Written exercise
Pick up the news story about China's state TV and blockchain after its last sentence and keep writing.

China’s primary state television CCTV has broadcast on its finance channel that the value of blockchain is “ten times more than that of the internet” in a discussion on the potential and the risks of the new technology in China, writes Coindesk.

In an hour-long discussion between representatives of both private and industry sectors and host Chen Weihong, it emerged that the panel viewed blockchain as “exciting”, labeled as the Internet’s “second phase”.

In its Dialogue segment aired on Sunday night, the panel included Canadian business executive Don Tapscott, the well-known author of ‘Blockchain Revolution – an acclaimed book on blockchain which explains how to capture the opportunity and avoid the dangers of the burgeoning technology.

Other speakers included Chen Lei, CEO of cloud network giant Xunlei and Zhang Shoucheng, a physics professor at Stanford University and founder of Danhua Capital, a venture capital firm that invests in blockchain technology.

Chen presented the discussion with his claim that that blockchain has become the second phase of the Internet and now has a value ten times greater.

Stanford’s Zang commented, “While the real value of the internet is aggregating individual pieces of information into one place, which is exactly what Google and Facebook do, we are now entering an era where information is being decentralized so that individuals can own their individual data. And that’s the real value of blockchain that makes it exciting.”

Collected data
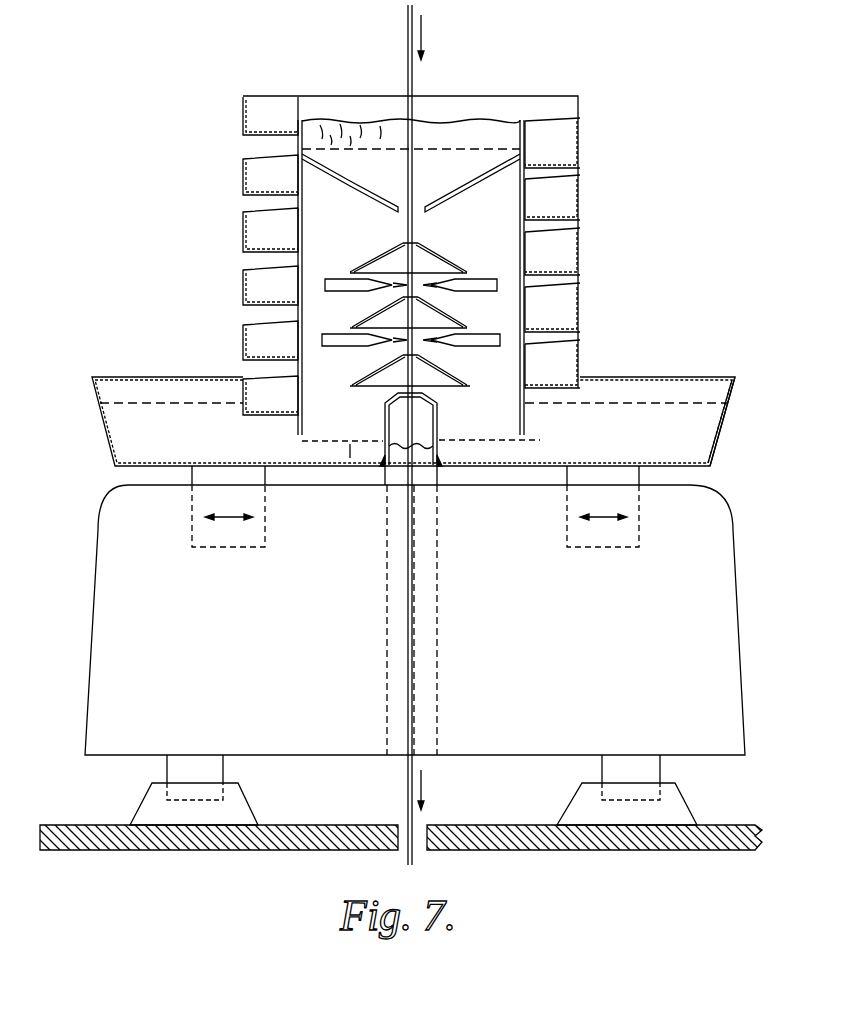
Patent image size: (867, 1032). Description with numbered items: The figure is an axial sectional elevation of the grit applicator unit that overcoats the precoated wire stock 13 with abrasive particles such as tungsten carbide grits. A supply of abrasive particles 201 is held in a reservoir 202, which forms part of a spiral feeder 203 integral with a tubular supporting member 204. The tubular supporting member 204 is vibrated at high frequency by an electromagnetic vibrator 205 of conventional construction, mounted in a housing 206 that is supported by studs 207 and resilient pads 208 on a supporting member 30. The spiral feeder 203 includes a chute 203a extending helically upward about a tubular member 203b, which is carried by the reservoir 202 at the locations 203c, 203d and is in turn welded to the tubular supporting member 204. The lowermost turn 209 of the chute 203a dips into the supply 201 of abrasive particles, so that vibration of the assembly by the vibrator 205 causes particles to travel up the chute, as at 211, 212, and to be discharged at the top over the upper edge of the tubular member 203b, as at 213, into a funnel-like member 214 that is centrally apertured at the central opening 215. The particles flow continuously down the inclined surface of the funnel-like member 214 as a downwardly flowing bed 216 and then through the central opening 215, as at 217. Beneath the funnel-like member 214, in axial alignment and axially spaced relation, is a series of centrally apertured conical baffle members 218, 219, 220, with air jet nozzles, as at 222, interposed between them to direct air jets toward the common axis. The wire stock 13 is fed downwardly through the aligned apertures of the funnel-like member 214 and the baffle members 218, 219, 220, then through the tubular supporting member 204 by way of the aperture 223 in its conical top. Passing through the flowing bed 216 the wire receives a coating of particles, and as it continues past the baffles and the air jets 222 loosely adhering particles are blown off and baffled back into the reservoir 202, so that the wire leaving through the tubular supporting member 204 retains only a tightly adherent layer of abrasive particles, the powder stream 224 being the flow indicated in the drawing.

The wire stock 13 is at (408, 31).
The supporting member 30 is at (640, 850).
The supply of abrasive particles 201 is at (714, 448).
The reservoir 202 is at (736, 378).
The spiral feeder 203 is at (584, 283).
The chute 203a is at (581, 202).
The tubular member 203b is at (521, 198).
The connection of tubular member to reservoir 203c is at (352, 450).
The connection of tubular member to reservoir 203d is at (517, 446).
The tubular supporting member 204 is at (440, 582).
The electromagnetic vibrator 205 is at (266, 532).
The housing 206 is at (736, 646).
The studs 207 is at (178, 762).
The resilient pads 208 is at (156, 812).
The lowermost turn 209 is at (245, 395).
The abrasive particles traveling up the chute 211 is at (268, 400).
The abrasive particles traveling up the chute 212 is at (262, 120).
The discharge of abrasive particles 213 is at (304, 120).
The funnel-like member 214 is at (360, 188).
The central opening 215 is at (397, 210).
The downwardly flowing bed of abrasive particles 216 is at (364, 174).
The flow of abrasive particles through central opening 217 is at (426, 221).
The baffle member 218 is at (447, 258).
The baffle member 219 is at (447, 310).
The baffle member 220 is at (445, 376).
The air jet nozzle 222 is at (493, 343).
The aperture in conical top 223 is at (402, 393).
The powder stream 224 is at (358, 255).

Written reply
However, each panel member was asked to comment on fraudulent ICOs and their marketing slogans and explain them to the nationwide audience, highlighting the Chinese government’s prohibitive stance on cryptocurrencies.

By summarizing some of the usual marketing slogans used by potentially fraudulent ICOs and having each speaker to explain them to the station’s wide audience base, the program again signaled the station’s ongoing efforts to scrutinize cryptocurrency projects in China.

Recently, the state-run broadcaster in its Financial News program described token sale activities as still “rampant,” despite a 2017 ban on ICOs in the country.  The state media outlet said that the recent ICO ban had not prevented a get-rich-quick mentality driving a rush into the cryptocurrency space.